**YOUR GOAL**
List every line in the entries below that contains the word "угодно".

**RECORD SET**
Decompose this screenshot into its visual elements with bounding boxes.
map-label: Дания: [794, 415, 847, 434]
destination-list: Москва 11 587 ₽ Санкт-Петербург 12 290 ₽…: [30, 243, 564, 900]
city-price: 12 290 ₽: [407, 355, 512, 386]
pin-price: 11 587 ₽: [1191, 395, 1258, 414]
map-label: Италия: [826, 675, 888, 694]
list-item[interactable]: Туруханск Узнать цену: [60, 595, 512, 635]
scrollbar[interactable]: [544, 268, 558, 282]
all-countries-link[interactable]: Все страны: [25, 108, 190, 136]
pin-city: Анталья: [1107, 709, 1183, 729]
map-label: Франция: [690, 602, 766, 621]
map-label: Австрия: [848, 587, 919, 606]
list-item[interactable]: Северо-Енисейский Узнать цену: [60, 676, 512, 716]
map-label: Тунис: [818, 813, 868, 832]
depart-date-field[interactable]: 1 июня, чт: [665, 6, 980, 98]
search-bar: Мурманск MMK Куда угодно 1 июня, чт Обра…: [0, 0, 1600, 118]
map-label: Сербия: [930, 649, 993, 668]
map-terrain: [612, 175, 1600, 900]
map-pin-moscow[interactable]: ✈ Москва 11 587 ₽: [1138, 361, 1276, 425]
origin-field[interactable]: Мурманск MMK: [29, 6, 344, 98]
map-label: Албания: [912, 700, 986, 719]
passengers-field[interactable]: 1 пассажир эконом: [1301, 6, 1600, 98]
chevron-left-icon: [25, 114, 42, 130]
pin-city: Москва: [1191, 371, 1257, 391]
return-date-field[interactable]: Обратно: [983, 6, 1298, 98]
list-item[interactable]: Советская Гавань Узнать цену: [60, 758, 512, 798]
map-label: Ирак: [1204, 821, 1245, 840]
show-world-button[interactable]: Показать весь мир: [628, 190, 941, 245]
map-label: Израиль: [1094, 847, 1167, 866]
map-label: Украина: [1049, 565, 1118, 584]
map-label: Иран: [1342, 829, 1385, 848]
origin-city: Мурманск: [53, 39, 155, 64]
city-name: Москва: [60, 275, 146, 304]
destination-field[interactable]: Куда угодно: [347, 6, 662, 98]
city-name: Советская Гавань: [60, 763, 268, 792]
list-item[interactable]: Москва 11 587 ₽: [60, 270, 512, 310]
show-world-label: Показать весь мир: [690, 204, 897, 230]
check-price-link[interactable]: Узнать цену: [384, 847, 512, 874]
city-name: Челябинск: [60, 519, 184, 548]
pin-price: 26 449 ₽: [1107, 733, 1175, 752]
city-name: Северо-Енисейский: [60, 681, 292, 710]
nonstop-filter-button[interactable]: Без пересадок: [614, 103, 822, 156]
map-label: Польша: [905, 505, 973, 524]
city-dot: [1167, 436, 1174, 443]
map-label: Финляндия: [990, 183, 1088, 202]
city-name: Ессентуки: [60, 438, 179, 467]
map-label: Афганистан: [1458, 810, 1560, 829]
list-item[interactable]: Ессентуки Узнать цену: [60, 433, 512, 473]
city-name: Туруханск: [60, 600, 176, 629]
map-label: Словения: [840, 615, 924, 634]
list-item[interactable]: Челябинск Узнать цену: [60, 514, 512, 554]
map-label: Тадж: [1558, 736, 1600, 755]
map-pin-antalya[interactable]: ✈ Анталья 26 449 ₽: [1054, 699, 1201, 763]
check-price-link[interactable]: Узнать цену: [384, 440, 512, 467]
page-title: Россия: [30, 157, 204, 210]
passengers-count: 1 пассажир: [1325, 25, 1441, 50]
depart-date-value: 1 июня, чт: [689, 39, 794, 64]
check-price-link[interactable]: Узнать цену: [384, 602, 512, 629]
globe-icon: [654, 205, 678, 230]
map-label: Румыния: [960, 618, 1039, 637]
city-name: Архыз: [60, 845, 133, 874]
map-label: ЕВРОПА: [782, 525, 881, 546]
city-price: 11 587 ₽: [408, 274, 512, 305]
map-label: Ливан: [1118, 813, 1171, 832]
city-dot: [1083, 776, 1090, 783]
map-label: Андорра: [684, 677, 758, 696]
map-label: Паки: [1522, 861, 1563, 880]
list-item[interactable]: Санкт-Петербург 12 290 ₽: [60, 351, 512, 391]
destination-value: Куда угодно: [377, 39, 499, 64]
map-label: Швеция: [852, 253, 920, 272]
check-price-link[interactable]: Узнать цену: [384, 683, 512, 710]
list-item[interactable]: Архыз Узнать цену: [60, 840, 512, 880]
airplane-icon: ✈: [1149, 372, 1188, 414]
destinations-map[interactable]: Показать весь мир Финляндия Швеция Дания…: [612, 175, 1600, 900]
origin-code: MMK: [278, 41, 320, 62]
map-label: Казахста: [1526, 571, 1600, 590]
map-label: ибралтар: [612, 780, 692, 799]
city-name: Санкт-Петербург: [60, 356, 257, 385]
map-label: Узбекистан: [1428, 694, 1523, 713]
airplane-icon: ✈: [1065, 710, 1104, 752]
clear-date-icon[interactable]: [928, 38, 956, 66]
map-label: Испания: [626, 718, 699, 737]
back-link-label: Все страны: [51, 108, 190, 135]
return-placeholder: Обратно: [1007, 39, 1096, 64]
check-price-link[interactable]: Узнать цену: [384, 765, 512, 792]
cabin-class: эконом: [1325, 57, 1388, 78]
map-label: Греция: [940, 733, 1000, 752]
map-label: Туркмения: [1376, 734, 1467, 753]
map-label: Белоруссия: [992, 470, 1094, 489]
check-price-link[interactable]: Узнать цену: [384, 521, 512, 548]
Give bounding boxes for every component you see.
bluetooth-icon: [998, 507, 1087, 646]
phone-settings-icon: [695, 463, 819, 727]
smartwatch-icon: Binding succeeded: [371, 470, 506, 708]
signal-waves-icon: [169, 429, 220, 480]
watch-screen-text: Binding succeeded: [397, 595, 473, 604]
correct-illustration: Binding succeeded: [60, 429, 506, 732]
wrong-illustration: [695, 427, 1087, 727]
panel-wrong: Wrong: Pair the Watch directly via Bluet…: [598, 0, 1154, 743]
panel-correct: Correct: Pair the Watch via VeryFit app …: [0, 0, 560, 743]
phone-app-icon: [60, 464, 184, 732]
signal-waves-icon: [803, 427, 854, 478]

**SOLUTION TO THIS EXERCISE**
search-bar: Мурманск MMK Куда угодно 1 июня, чт Обра…: [0, 0, 1600, 118]
destination-field[interactable]: Куда угодно: [347, 6, 662, 98]
destination-value: Куда угодно: [377, 39, 499, 64]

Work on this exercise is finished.